Instruction: In the entries below, find every line holding the string "survey" and collect it.

━━━━━━━━━━

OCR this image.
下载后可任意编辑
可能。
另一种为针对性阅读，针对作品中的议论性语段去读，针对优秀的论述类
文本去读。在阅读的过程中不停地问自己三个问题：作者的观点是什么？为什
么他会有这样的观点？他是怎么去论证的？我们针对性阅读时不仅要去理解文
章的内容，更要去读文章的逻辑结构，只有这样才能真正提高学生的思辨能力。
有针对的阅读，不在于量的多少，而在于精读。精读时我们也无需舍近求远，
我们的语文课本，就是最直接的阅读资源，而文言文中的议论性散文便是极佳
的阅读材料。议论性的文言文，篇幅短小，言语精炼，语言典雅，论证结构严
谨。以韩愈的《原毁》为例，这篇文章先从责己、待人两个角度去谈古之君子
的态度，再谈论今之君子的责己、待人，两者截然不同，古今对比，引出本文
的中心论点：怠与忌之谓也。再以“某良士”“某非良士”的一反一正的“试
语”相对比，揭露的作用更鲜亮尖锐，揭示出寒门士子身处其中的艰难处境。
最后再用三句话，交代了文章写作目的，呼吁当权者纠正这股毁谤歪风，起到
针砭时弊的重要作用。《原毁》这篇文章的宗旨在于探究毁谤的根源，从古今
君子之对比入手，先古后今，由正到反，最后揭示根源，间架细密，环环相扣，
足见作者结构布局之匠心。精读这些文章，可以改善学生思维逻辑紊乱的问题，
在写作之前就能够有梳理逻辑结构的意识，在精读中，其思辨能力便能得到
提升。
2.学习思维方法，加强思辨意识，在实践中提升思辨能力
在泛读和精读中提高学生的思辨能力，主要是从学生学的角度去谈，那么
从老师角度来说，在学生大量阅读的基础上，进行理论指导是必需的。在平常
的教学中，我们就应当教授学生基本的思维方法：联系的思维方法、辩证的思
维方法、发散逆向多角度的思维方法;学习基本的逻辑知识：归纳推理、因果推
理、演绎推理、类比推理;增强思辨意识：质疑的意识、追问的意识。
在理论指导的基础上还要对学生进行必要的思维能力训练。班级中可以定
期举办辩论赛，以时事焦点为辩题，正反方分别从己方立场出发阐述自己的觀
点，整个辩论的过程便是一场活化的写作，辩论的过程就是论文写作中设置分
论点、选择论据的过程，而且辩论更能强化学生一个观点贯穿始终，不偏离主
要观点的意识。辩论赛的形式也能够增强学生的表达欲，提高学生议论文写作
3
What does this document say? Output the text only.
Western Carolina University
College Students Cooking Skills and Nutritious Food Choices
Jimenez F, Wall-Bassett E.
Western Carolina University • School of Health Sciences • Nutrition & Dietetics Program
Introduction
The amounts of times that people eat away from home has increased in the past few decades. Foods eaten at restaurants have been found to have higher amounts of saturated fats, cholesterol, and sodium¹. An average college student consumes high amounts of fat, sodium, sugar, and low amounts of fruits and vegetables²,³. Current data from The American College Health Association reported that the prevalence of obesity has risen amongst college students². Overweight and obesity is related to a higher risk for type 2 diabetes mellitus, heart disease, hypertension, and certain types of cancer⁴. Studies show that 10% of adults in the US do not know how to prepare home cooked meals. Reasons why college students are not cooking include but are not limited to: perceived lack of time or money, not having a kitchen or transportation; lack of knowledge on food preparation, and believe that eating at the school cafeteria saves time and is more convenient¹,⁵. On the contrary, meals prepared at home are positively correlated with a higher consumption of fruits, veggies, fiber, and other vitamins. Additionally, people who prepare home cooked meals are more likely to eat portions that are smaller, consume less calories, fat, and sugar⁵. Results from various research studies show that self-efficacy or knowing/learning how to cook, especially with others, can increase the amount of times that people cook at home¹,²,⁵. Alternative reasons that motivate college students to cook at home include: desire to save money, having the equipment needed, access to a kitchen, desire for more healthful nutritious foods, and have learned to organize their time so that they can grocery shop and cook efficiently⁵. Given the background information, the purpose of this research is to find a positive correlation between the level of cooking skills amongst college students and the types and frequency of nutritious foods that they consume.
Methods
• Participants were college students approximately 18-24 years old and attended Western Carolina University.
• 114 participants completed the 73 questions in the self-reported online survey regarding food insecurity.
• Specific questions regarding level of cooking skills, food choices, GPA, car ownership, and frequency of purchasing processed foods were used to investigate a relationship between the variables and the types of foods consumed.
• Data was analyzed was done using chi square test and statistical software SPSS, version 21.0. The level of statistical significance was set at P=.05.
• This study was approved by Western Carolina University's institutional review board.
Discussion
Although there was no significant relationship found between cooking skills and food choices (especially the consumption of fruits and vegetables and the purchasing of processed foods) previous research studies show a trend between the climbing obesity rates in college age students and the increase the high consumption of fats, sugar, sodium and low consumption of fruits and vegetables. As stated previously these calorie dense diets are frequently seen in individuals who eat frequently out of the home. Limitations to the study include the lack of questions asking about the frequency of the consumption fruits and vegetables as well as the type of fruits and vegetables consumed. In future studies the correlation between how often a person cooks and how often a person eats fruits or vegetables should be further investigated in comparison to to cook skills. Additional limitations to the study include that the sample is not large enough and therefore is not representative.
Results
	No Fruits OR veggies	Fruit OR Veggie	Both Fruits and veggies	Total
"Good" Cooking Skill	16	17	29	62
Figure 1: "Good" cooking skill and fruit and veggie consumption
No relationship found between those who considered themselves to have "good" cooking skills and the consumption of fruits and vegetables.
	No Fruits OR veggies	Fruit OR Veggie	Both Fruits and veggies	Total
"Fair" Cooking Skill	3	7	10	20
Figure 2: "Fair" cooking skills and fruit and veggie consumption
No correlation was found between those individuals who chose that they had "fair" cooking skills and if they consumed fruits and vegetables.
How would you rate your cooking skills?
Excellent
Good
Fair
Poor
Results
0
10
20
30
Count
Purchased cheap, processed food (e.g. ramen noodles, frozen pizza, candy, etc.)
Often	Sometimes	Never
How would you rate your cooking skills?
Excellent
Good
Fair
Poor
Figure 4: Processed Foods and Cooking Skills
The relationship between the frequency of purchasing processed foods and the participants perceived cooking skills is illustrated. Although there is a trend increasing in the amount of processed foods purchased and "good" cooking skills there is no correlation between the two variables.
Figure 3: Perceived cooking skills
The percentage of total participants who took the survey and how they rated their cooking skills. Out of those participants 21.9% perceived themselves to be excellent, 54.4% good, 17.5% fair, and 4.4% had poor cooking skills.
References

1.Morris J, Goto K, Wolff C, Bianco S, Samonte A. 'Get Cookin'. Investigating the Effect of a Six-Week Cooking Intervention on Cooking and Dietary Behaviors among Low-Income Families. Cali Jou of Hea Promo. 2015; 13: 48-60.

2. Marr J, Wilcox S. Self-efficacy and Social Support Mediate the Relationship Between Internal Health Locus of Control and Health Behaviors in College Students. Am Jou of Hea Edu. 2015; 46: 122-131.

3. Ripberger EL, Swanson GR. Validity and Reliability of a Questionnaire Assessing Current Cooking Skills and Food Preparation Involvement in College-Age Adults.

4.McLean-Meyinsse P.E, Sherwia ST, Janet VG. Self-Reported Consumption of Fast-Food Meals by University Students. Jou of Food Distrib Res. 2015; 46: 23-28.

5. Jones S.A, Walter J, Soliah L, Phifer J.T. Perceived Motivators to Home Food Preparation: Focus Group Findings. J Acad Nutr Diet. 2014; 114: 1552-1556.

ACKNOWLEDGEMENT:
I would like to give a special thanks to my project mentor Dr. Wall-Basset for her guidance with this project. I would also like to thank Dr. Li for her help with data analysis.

━━━━━━━━━━

Result:
• 114 participants completed the 73 questions in the self-reported online survey regarding food insecurity.
The percentage of total participants who took the survey and how they rated their cooking skills. Out of those participants 21.9% perceived themselves to be excellent, 54.4% good, 17.5% fair, and 4.4% had poor cooking skills.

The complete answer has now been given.